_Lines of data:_

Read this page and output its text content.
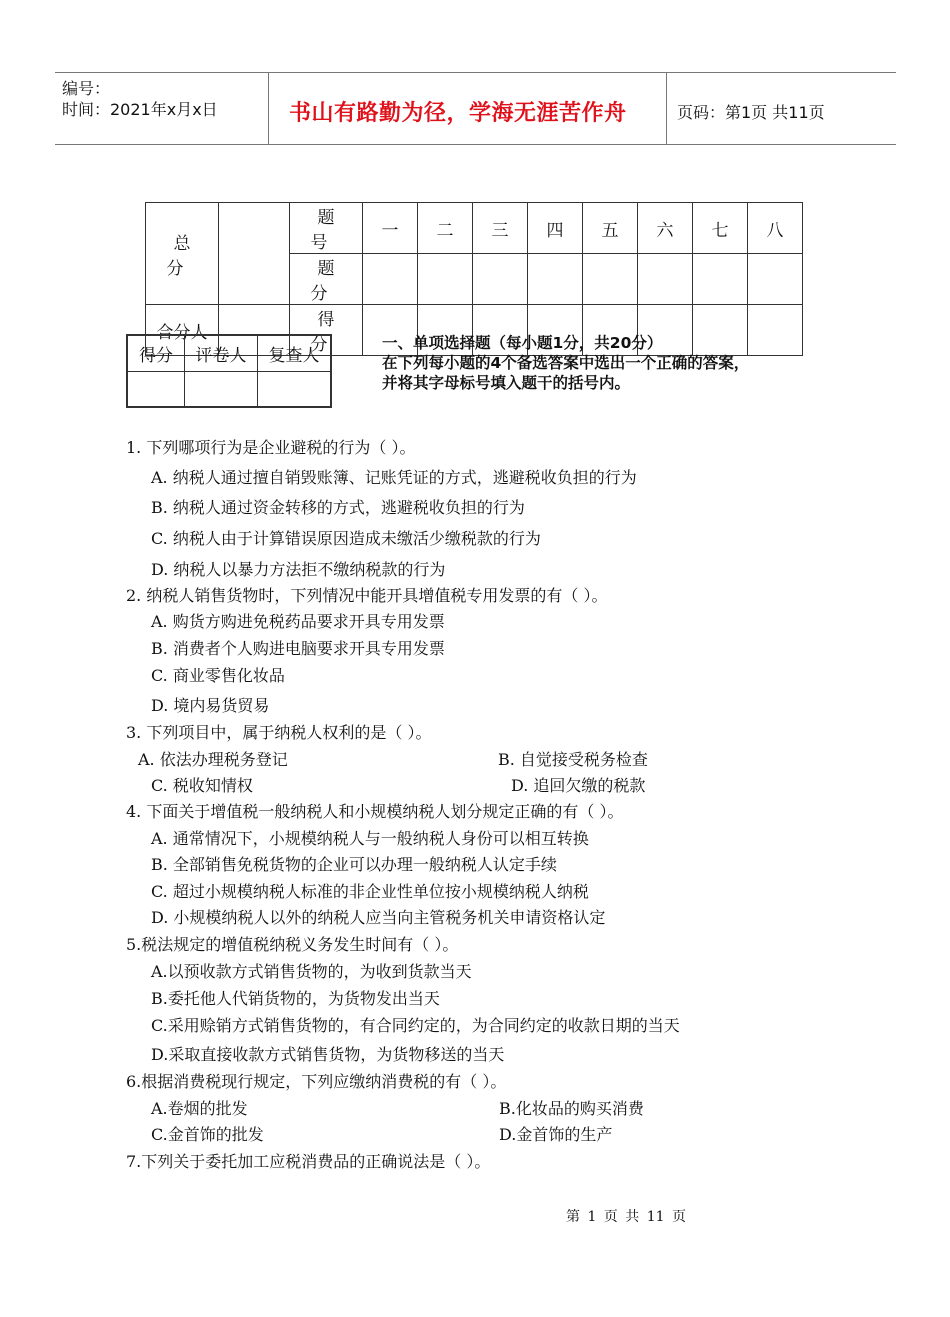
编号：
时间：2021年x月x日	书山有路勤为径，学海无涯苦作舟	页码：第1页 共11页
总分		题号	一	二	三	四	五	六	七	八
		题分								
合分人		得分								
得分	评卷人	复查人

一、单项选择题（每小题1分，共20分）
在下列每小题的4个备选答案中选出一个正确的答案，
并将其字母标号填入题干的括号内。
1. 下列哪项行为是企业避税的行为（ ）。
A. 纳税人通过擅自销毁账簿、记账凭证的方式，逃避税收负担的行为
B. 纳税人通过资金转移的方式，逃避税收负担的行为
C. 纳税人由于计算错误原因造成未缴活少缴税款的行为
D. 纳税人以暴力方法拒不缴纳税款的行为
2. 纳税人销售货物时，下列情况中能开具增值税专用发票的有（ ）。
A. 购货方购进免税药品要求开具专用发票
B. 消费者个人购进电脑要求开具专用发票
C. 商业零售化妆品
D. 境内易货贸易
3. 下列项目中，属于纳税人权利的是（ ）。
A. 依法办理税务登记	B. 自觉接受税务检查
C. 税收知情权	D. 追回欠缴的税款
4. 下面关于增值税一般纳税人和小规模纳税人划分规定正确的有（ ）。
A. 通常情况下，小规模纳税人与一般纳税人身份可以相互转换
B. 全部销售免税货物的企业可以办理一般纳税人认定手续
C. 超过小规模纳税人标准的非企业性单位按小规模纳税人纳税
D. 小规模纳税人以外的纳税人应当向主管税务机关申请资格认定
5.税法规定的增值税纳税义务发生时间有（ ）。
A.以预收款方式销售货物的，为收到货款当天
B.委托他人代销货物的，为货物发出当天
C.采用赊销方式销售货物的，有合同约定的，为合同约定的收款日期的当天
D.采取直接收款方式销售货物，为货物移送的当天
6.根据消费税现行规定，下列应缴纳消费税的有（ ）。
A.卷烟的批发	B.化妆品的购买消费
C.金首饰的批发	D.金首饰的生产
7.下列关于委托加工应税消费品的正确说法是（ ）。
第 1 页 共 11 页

_Stated problem:_ A faithful copy of the records above is needed, with the pictures left out.

_Written solution:_
Read this page and output its text content.
编号：
时间：2021年x月x日	书山有路勤为径，学海无涯苦作舟	页码：第1页 共11页
总分		题号	一	二	三	四	五	六	七	八
		题分								
合分人		得分								
得分	评卷人	复查人

一、单项选择题（每小题1分，共20分）
在下列每小题的4个备选答案中选出一个正确的答案，
并将其字母标号填入题干的括号内。
1. 下列哪项行为是企业避税的行为（ ）。
A. 纳税人通过擅自销毁账簿、记账凭证的方式，逃避税收负担的行为
B. 纳税人通过资金转移的方式，逃避税收负担的行为
C. 纳税人由于计算错误原因造成未缴活少缴税款的行为
D. 纳税人以暴力方法拒不缴纳税款的行为
2. 纳税人销售货物时，下列情况中能开具增值税专用发票的有（ ）。
A. 购货方购进免税药品要求开具专用发票
B. 消费者个人购进电脑要求开具专用发票
C. 商业零售化妆品
D. 境内易货贸易
3. 下列项目中，属于纳税人权利的是（ ）。
A. 依法办理税务登记	B. 自觉接受税务检查
C. 税收知情权	D. 追回欠缴的税款
4. 下面关于增值税一般纳税人和小规模纳税人划分规定正确的有（ ）。
A. 通常情况下，小规模纳税人与一般纳税人身份可以相互转换
B. 全部销售免税货物的企业可以办理一般纳税人认定手续
C. 超过小规模纳税人标准的非企业性单位按小规模纳税人纳税
D. 小规模纳税人以外的纳税人应当向主管税务机关申请资格认定
5.税法规定的增值税纳税义务发生时间有（ ）。
A.以预收款方式销售货物的，为收到货款当天
B.委托他人代销货物的，为货物发出当天
C.采用赊销方式销售货物的，有合同约定的，为合同约定的收款日期的当天
D.采取直接收款方式销售货物，为货物移送的当天
6.根据消费税现行规定，下列应缴纳消费税的有（ ）。
A.卷烟的批发	B.化妆品的购买消费
C.金首饰的批发	D.金首饰的生产
7.下列关于委托加工应税消费品的正确说法是（ ）。
第 1 页 共 11 页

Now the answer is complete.